■ **What is asked**
From the listing below, return each line that includes "color".

■ **Task inputs**
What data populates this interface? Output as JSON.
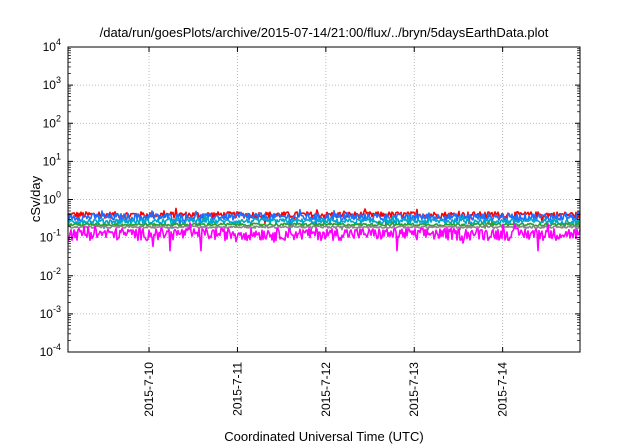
{
  "chart_data": {
    "type": "line",
    "title": "/data/run/goesPlots/archive/2015-07-14/21:00/flux/../bryn/5daysEarthData.plot",
    "xlabel": "Coordinated Universal Time (UTC)",
    "ylabel": "cSv/day",
    "yscale": "log",
    "ylim": [
      0.0001,
      10000
    ],
    "xlim": [
      "2015-07-09 02:00",
      "2015-07-14 21:00"
    ],
    "yticks": [
      {
        "base": "10",
        "exp": "-4"
      },
      {
        "base": "10",
        "exp": "-3"
      },
      {
        "base": "10",
        "exp": "-2"
      },
      {
        "base": "10",
        "exp": "-1"
      },
      {
        "base": "10",
        "exp": "0"
      },
      {
        "base": "10",
        "exp": "1"
      },
      {
        "base": "10",
        "exp": "2"
      },
      {
        "base": "10",
        "exp": "3"
      },
      {
        "base": "10",
        "exp": "4"
      }
    ],
    "xticks": [
      "2015-7-10",
      "2015-7-11",
      "2015-7-12",
      "2015-7-13",
      "2015-7-14"
    ],
    "xtick_times": [
      "2015-07-10 00:00",
      "2015-07-11 00:00",
      "2015-07-12 00:00",
      "2015-07-13 00:00",
      "2015-07-14 00:00"
    ],
    "grid": true,
    "series": [
      {
        "color": "#ff0000",
        "level": 0.4,
        "spread": 0.12
      },
      {
        "color": "#1f6fff",
        "level": 0.35,
        "spread": 0.14
      },
      {
        "color": "#00aacc",
        "level": 0.27,
        "spread": 0.1
      },
      {
        "color": "#2ca02c",
        "level": 0.22,
        "spread": 0.05
      },
      {
        "color": "#888888",
        "level": 0.19,
        "spread": 0.04
      },
      {
        "color": "#ff00ff",
        "level": 0.13,
        "spread": 0.22
      }
    ]
  }
}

■ **The output**
        "color": "#ff0000",
        "color": "#1f6fff",
        "color": "#00aacc",
        "color": "#2ca02c",
        "color": "#888888",
        "color": "#ff00ff",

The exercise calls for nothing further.